▶ INSTRUCTIONS FOR THE TASK
Copy out each line of the data holding "your".

▶ DATASET RECORDS
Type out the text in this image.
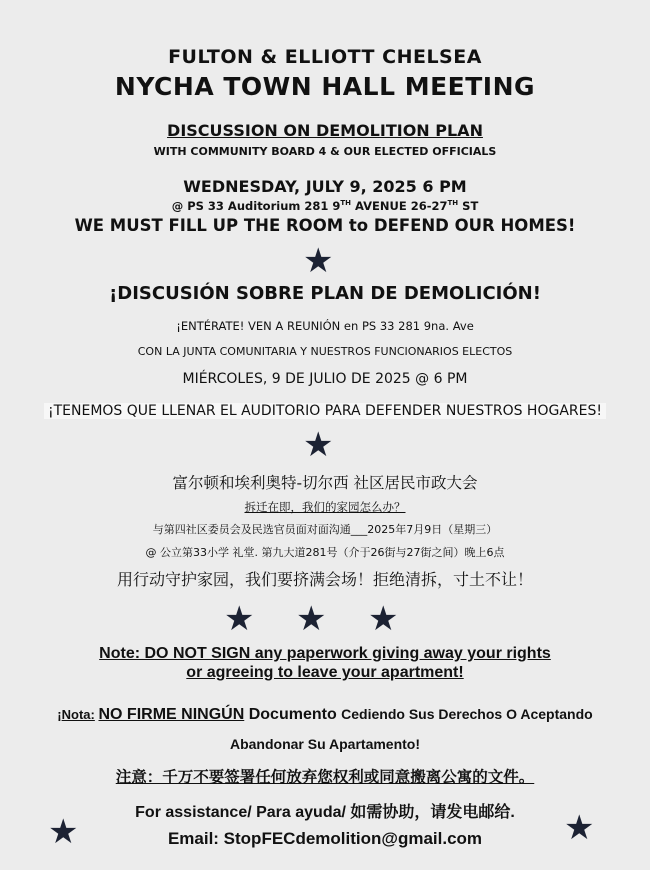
FULTON & ELLIOTT CHELSEA
NYCHA TOWN HALL MEETING
DISCUSSION ON DEMOLITION PLAN
WITH COMMUNITY BOARD 4 & OUR ELECTED OFFICIALS
WEDNESDAY, JULY 9, 2025 6 PM
@ PS 33 Auditorium 281 9TH AVENUE 26-27TH ST
WE MUST FILL UP THE ROOM to DEFEND OUR HOMES!
★
¡DISCUSIÓN SOBRE PLAN DE DEMOLICIÓN!
¡ENTÉRATE! VEN A REUNIÓN en PS 33 281 9na. Ave
CON LA JUNTA COMUNITARIA Y NUESTROS FUNCIONARIOS ELECTOS
MIÉRCOLES, 9 DE JULIO DE 2025 @ 6 PM
¡TENEMOS QUE LLENAR EL AUDITORIO PARA DEFENDER NUESTROS HOGARES!
★
富尔顿和埃利奥特-切尔西 社区居民市政大会
拆迁在即，我们的家园怎么办？
与第四社区委员会及民选官员面对面沟通___2025年7月9日（星期三）
@ 公立第33小学 礼堂. 第九大道281号（介于26街与27街之间）晚上6点
用行动守护家园，我们要挤满会场！拒绝清拆，寸土不让！
★ ★ ★
Note: DO NOT SIGN any paperwork giving away your rights
or agreeing to leave your apartment!
¡Nota: NO FIRME NINGÚN Documento Cediendo Sus Derechos O Aceptando
Abandonar Su Apartamento!
注意：千万不要签署任何放弃您权利或同意搬离公寓的文件。
For assistance/ Para ayuda/ 如需协助，请发电邮给.
★	★
Email: StopFECdemolition@gmail.com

▶ TASK RESULT
Note: DO NOT SIGN any paperwork giving away your rights
or agreeing to leave your apartment!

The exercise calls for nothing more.